Exercise:
Output all of the data below exactly as given.
-- Start of Excerpted data --
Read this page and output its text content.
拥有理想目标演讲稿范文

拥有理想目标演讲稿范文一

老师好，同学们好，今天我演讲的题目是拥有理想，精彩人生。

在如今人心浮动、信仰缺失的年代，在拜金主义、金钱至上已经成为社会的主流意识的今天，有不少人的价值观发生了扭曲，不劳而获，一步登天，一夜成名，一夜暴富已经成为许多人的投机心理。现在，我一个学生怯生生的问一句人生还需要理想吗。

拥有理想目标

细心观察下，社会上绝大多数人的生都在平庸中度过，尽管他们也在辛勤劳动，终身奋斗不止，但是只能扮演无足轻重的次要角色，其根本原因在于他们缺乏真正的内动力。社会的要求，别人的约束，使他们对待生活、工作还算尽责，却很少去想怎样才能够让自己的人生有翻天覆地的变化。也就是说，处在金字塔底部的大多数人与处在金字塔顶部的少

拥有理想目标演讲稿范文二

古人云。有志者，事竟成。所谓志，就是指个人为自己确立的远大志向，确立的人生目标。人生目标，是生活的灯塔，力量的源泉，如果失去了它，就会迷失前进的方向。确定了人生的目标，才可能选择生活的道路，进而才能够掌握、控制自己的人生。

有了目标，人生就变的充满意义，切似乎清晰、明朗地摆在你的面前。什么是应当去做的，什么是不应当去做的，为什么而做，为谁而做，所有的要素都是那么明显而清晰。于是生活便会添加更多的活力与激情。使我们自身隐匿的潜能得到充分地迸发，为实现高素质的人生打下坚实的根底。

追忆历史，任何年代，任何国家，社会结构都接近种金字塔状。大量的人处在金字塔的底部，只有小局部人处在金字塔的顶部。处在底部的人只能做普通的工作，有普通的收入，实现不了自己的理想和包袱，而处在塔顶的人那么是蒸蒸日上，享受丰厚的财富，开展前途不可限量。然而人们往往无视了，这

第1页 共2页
-- End of Excerpted data --
Task solution:
Read this page and output its text content.
拥有理想目标演讲稿范文

拥有理想目标演讲稿范文一

老师好，同学们好，今天我演讲的题目是拥有理想，精彩人生。

在如今人心浮动、信仰缺失的年代，在拜金主义、金钱至上已经成为社会的主流意识的今天，有不少人的价值观发生了扭曲，不劳而获，一步登天，一夜成名，一夜暴富已经成为许多人的投机心理。现在，我一个学生怯生生的问一句人生还需要理想吗。

拥有理想目标

细心观察下，社会上绝大多数人的生都在平庸中度过，尽管他们也在辛勤劳动，终身奋斗不止，但是只能扮演无足轻重的次要角色，其根本原因在于他们缺乏真正的内动力。社会的要求，别人的约束，使他们对待生活、工作还算尽责，却很少去想怎样才能够让自己的人生有翻天覆地的变化。也就是说，处在金字塔底部的大多数人与处在金字塔顶部的少

拥有理想目标演讲稿范文二

古人云。有志者，事竟成。所谓志，就是指个人为自己确立的远大志向，确立的人生目标。人生目标，是生活的灯塔，力量的源泉，如果失去了它，就会迷失前进的方向。确定了人生的目标，才可能选择生活的道路，进而才能够掌握、控制自己的人生。

有了目标，人生就变的充满意义，切似乎清晰、明朗地摆在你的面前。什么是应当去做的，什么是不应当去做的，为什么而做，为谁而做，所有的要素都是那么明显而清晰。于是生活便会添加更多的活力与激情。使我们自身隐匿的潜能得到充分地迸发，为实现高素质的人生打下坚实的根底。

追忆历史，任何年代，任何国家，社会结构都接近种金字塔状。大量的人处在金字塔的底部，只有小局部人处在金字塔的顶部。处在底部的人只能做普通的工作，有普通的收入，实现不了自己的理想和包袱，而处在塔顶的人那么是蒸蒸日上，享受丰厚的财富，开展前途不可限量。然而人们往往无视了，这

第1页 共2页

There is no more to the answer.